[Data excerpts]

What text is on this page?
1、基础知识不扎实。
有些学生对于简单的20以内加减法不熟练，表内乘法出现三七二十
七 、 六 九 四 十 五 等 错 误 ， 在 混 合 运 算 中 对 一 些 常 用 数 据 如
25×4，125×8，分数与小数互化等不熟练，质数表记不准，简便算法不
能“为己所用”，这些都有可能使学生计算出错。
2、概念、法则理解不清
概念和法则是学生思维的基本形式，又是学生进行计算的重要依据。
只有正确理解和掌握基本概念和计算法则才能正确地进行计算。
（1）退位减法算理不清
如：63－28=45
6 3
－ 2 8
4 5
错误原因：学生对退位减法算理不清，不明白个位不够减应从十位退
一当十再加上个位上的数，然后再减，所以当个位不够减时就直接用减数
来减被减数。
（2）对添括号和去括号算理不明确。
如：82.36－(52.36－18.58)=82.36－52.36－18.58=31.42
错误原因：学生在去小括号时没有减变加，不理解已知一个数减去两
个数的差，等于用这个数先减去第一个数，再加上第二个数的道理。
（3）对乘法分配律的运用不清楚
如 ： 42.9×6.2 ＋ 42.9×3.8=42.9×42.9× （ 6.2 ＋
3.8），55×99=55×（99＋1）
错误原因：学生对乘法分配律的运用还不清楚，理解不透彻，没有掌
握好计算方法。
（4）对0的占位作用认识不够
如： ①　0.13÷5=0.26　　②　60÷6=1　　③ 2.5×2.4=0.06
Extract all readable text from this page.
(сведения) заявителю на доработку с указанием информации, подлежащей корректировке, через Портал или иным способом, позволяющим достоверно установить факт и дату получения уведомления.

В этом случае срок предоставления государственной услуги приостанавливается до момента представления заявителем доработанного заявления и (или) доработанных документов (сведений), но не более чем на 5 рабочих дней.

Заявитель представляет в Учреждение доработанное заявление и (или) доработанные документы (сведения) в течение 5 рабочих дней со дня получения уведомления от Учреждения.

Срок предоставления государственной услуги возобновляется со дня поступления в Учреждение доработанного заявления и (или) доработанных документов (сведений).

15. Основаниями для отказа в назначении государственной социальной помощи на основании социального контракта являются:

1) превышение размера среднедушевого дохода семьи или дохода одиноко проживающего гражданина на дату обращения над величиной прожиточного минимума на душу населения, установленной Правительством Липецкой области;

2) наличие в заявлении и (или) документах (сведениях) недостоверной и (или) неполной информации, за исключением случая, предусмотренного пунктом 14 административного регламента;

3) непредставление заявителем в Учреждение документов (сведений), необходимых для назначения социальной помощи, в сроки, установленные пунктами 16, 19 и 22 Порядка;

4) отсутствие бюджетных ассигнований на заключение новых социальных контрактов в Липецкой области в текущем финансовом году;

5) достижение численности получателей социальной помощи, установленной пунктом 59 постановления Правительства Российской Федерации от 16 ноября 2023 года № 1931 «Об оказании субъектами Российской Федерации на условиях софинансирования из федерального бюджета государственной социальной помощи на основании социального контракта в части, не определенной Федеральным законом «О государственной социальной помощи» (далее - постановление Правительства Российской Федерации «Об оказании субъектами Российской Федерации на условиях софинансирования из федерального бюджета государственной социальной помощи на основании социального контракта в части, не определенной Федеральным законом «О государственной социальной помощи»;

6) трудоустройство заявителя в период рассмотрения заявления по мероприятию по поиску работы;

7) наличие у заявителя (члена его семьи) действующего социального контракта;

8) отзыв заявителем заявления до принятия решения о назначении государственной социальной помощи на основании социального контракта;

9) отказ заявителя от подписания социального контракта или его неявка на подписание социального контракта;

# Task goal
Copy every line of the records above that contains "this".

# Output of the exercise
What text is on this page?
Extract all readable text from this page.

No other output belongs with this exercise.